■ STATED TASK ■
Find the lines holding the string "Output" in the data, then copy all of them.

(Extracted records)

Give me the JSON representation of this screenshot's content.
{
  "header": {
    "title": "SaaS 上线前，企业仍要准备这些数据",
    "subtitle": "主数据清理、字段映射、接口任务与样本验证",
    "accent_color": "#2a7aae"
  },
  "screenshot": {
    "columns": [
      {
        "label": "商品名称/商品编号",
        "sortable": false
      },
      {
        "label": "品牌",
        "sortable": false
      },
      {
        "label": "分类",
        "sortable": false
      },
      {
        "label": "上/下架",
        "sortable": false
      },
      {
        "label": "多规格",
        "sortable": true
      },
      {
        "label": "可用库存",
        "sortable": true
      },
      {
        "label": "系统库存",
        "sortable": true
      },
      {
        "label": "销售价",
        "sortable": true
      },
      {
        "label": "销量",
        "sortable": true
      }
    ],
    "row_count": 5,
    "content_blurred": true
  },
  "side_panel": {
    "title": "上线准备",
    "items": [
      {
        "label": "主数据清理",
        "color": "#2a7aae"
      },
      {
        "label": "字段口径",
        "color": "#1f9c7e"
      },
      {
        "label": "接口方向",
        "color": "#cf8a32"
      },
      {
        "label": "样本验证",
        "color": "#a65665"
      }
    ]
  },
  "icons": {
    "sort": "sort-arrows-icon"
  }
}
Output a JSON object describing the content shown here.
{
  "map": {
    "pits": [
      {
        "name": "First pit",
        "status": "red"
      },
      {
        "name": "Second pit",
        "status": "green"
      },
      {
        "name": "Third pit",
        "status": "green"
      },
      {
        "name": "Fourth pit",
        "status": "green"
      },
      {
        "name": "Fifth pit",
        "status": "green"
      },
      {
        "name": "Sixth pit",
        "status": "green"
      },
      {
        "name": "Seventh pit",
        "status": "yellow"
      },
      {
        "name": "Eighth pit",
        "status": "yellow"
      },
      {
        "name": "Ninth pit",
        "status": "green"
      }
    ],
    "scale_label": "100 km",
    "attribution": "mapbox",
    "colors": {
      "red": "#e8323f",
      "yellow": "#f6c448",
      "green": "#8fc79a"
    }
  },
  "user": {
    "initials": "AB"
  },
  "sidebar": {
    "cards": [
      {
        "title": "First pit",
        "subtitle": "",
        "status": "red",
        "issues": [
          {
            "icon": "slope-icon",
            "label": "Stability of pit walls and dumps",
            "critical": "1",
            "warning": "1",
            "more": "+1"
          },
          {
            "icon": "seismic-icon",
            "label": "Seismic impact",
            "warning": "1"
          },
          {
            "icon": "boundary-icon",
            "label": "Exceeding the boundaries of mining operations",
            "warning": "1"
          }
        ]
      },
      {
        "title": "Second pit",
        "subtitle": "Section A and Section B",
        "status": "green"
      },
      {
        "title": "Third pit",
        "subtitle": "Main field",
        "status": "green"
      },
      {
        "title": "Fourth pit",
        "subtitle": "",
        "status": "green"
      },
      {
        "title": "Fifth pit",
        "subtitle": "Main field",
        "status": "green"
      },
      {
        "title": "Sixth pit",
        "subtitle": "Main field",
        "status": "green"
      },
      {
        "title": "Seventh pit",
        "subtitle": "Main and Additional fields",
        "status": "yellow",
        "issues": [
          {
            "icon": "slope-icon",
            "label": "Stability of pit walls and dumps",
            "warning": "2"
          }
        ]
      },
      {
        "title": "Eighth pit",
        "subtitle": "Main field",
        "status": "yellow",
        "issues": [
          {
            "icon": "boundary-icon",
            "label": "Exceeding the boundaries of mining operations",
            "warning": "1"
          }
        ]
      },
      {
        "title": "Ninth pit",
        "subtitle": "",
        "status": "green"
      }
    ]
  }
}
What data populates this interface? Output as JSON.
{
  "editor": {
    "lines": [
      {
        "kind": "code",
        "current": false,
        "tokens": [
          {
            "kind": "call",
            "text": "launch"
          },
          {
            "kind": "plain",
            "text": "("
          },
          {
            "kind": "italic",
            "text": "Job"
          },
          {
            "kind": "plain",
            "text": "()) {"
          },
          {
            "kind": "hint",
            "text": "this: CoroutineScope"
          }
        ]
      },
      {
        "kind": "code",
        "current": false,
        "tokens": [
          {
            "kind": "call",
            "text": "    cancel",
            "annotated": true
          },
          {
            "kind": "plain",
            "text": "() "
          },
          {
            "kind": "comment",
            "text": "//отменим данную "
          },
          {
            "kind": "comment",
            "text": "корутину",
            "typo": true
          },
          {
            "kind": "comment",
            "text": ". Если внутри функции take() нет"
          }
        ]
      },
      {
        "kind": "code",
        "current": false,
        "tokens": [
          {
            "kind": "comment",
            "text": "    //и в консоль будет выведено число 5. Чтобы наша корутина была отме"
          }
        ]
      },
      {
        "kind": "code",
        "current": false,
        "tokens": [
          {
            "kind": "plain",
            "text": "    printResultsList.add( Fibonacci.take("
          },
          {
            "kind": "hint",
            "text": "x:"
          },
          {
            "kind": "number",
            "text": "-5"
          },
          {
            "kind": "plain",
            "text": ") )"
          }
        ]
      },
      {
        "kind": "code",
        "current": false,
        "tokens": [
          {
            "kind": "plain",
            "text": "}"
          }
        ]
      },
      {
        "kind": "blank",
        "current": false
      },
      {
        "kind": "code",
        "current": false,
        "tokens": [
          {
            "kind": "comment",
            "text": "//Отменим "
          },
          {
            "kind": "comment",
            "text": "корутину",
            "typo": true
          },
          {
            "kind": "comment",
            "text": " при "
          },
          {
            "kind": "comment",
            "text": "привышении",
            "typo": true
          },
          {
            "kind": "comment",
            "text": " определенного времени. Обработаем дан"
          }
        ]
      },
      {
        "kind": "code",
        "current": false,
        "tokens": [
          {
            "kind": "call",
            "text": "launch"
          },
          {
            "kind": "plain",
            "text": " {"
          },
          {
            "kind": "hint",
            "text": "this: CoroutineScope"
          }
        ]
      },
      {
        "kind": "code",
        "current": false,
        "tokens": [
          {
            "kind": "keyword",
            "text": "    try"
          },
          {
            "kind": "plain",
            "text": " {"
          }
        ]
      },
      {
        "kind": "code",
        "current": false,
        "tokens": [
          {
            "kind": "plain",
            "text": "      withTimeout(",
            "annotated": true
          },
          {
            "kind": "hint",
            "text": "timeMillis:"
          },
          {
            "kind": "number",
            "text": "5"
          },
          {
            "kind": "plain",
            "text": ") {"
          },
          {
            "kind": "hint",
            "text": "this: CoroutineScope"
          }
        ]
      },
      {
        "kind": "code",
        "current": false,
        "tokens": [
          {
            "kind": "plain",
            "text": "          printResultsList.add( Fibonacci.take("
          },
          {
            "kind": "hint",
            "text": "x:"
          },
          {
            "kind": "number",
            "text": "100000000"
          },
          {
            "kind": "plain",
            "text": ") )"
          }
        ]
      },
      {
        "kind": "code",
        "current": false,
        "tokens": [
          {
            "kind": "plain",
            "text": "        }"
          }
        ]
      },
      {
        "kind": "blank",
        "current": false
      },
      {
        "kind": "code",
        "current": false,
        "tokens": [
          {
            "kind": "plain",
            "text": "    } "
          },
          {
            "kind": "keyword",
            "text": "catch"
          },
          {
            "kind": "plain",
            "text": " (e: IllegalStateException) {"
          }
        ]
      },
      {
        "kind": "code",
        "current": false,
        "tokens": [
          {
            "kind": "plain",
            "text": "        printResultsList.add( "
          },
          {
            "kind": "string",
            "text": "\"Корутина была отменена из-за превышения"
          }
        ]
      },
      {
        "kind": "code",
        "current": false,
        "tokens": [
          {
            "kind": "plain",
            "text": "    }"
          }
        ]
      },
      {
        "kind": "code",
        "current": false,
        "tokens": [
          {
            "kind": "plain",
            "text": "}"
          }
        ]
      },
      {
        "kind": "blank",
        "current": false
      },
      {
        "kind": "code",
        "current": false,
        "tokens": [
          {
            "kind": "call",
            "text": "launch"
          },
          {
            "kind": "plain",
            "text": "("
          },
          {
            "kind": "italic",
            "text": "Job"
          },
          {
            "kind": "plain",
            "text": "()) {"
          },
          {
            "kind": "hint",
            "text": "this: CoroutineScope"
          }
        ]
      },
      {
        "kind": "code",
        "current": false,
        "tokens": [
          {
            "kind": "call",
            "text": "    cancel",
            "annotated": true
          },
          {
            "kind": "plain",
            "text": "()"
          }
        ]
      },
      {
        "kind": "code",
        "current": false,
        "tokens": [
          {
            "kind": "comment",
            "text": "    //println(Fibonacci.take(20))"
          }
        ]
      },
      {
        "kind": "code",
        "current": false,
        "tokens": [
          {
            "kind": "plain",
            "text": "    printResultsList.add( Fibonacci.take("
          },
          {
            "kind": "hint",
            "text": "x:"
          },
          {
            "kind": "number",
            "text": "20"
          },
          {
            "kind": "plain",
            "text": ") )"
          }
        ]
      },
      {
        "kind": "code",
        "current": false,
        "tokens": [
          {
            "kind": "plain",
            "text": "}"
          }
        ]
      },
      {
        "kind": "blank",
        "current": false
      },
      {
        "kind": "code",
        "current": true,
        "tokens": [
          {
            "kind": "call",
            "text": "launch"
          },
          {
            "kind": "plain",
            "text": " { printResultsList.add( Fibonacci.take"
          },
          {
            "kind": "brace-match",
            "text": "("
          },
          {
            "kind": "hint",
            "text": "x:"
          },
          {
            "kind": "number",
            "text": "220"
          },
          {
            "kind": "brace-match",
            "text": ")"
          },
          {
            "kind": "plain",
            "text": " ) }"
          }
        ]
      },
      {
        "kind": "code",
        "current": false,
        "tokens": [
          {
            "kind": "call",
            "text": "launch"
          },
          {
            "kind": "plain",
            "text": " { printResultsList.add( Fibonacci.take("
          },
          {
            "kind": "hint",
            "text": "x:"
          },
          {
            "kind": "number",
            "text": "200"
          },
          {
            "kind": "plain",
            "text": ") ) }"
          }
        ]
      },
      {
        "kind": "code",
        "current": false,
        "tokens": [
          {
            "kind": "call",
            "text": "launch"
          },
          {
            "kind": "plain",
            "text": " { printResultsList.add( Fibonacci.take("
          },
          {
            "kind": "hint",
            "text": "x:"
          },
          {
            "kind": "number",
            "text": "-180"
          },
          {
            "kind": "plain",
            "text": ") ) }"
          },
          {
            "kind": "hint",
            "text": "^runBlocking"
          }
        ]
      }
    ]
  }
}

■ TASK RESULT ■
Output a JSON object describing the content shown here.
What data populates this interface? Output as JSON.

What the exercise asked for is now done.